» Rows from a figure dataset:

◇ ◇ ◇ ◇ ◇

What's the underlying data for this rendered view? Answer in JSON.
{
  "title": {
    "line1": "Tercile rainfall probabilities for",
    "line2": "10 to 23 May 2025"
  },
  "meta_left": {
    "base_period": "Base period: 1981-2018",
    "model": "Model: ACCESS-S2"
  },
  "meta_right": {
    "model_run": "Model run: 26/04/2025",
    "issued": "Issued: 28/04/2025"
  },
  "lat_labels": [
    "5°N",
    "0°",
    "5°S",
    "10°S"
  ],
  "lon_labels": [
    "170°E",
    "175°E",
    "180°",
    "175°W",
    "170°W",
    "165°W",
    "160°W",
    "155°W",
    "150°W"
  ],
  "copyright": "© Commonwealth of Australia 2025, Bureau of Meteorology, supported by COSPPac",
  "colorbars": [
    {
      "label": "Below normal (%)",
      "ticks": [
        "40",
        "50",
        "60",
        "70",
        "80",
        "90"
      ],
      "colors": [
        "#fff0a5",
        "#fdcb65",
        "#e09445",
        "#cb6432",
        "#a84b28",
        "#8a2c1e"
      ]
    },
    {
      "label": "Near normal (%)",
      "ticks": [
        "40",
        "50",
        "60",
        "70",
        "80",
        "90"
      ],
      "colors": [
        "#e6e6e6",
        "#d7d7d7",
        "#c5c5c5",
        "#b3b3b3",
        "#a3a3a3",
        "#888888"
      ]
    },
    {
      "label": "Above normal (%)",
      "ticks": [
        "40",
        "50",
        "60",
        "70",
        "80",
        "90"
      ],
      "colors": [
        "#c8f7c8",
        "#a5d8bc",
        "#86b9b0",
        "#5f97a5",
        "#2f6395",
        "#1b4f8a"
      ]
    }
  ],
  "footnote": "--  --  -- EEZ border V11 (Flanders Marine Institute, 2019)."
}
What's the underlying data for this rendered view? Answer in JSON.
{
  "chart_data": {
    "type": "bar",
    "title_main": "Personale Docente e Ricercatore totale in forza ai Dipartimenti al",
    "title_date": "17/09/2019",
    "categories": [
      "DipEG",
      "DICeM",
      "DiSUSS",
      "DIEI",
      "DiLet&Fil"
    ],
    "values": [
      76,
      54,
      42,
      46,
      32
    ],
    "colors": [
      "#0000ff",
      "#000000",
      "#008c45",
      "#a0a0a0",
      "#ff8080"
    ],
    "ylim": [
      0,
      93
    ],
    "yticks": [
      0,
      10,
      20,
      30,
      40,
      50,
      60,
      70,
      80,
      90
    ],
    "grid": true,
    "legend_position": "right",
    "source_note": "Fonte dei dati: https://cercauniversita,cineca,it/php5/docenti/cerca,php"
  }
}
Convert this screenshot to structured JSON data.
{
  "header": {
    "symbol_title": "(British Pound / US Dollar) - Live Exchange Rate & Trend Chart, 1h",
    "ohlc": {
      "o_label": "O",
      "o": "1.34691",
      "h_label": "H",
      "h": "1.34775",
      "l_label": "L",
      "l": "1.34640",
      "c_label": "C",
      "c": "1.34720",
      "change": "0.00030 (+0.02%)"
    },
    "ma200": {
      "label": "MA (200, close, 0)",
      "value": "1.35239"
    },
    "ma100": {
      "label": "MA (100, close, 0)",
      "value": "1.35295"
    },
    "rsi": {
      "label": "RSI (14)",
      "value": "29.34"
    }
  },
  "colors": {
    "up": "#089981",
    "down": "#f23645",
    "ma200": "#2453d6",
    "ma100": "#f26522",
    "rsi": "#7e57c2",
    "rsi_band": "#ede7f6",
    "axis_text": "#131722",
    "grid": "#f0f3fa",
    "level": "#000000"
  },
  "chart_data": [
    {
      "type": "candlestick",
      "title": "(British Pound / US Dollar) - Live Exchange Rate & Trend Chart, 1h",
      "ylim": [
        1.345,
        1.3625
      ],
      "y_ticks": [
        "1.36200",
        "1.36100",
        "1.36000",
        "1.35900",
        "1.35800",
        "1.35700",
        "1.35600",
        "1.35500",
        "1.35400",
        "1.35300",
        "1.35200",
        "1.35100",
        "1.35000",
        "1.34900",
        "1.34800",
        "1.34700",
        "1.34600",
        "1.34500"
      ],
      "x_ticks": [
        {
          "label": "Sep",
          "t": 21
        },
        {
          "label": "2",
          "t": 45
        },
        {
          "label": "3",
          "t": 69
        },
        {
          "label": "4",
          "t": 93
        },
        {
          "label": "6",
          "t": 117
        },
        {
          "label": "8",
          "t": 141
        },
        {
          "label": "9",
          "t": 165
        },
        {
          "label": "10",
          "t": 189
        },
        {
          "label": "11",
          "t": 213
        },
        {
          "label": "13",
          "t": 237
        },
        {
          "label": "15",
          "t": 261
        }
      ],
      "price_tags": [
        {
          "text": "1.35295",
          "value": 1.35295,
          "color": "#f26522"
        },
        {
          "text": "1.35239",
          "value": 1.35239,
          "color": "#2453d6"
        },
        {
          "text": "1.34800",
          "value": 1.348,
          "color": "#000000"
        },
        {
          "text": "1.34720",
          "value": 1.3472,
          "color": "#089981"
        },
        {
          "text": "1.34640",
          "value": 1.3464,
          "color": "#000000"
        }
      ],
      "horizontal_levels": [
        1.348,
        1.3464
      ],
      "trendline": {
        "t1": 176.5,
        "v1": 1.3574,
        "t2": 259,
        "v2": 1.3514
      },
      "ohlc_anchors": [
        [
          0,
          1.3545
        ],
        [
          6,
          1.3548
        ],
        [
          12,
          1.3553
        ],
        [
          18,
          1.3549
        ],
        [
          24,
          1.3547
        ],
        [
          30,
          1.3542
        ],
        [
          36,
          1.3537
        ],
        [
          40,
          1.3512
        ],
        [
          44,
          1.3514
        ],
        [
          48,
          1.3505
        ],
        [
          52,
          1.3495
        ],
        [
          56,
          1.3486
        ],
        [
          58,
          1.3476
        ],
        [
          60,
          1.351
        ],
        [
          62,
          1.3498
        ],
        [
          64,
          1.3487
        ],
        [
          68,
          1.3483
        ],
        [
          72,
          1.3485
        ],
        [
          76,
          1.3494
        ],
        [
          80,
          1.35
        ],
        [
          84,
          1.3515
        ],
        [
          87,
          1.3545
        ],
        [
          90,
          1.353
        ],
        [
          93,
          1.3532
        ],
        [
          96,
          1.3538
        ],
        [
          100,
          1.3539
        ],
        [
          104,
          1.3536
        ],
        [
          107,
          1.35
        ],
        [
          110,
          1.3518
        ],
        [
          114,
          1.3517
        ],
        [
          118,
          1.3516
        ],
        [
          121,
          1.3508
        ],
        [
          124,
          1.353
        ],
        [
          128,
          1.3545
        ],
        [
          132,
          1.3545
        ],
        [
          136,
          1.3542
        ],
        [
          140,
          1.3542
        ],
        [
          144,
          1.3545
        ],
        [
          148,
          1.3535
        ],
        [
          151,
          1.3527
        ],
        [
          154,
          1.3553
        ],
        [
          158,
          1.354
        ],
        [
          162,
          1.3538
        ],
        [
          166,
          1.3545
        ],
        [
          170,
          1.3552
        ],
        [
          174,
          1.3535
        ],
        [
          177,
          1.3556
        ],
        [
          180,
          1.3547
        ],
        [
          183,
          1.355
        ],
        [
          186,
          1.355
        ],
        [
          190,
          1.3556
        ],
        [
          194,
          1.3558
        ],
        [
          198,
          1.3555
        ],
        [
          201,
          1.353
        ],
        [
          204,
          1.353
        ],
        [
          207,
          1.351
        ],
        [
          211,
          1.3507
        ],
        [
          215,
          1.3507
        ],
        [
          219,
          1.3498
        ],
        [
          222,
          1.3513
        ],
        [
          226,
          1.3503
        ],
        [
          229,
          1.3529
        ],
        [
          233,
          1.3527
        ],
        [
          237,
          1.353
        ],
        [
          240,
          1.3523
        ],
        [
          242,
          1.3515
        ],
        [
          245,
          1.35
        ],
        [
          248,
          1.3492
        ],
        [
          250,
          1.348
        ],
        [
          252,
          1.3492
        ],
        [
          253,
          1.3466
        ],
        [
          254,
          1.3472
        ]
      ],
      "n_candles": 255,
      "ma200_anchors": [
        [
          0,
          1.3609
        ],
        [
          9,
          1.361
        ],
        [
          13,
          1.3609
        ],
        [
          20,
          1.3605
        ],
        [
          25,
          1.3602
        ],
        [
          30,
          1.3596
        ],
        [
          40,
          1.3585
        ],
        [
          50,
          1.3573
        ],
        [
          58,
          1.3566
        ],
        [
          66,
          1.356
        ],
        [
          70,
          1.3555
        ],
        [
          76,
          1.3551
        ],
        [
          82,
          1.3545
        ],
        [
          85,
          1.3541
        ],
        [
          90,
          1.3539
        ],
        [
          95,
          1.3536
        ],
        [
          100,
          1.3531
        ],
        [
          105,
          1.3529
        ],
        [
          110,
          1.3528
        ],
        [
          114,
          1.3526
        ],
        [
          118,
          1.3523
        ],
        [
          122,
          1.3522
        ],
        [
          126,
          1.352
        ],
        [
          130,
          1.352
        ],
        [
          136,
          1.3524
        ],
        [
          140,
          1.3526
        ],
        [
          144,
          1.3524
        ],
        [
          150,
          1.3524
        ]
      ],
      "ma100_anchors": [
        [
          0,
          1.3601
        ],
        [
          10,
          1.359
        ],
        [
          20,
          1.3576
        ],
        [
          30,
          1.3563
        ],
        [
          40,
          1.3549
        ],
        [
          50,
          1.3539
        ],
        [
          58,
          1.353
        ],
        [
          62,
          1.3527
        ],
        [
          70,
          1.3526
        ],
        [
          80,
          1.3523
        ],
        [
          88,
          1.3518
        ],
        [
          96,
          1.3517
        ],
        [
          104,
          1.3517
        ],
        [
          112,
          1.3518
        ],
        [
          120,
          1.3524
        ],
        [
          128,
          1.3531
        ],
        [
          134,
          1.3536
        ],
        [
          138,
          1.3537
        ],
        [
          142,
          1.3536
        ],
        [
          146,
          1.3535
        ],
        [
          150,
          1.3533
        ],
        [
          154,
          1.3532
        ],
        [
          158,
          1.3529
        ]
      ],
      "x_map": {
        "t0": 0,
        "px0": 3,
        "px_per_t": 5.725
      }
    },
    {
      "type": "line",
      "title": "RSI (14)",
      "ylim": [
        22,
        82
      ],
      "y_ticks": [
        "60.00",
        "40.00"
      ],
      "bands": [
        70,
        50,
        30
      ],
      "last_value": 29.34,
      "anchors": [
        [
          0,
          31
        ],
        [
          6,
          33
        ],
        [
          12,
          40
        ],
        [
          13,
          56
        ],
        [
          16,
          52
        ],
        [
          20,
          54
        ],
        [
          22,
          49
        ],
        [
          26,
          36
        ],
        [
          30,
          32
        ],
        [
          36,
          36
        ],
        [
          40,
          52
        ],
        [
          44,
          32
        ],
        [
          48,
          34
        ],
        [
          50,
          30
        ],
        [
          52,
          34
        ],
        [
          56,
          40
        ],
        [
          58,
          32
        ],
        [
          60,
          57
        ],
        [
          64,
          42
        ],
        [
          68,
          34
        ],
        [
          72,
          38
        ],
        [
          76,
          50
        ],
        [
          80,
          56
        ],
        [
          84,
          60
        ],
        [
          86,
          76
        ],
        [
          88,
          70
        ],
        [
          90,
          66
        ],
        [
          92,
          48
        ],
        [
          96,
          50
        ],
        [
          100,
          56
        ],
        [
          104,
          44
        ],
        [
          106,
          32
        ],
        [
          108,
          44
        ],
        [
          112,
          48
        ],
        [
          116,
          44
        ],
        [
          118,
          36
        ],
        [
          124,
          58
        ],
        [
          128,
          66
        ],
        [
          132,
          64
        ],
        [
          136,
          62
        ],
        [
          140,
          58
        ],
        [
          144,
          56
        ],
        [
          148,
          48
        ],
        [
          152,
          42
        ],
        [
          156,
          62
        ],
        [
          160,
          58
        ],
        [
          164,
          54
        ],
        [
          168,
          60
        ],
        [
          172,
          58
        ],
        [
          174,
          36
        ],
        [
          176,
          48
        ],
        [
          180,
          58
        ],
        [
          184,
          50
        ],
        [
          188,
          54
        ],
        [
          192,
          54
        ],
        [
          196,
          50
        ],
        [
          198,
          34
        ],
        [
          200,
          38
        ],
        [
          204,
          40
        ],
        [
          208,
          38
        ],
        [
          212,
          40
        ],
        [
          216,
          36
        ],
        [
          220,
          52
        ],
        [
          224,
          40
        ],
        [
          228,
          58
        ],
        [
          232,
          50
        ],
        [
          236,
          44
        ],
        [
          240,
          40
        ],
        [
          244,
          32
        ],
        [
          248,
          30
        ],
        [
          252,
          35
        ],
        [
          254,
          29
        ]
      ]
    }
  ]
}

◇ ◇ ◇ ◇ ◇

» Your task:
Copy all lines of the material above where the string "type" occurs.

» Correct answer:
    "type": "bar",
      "type": "candlestick",
      "type": "line",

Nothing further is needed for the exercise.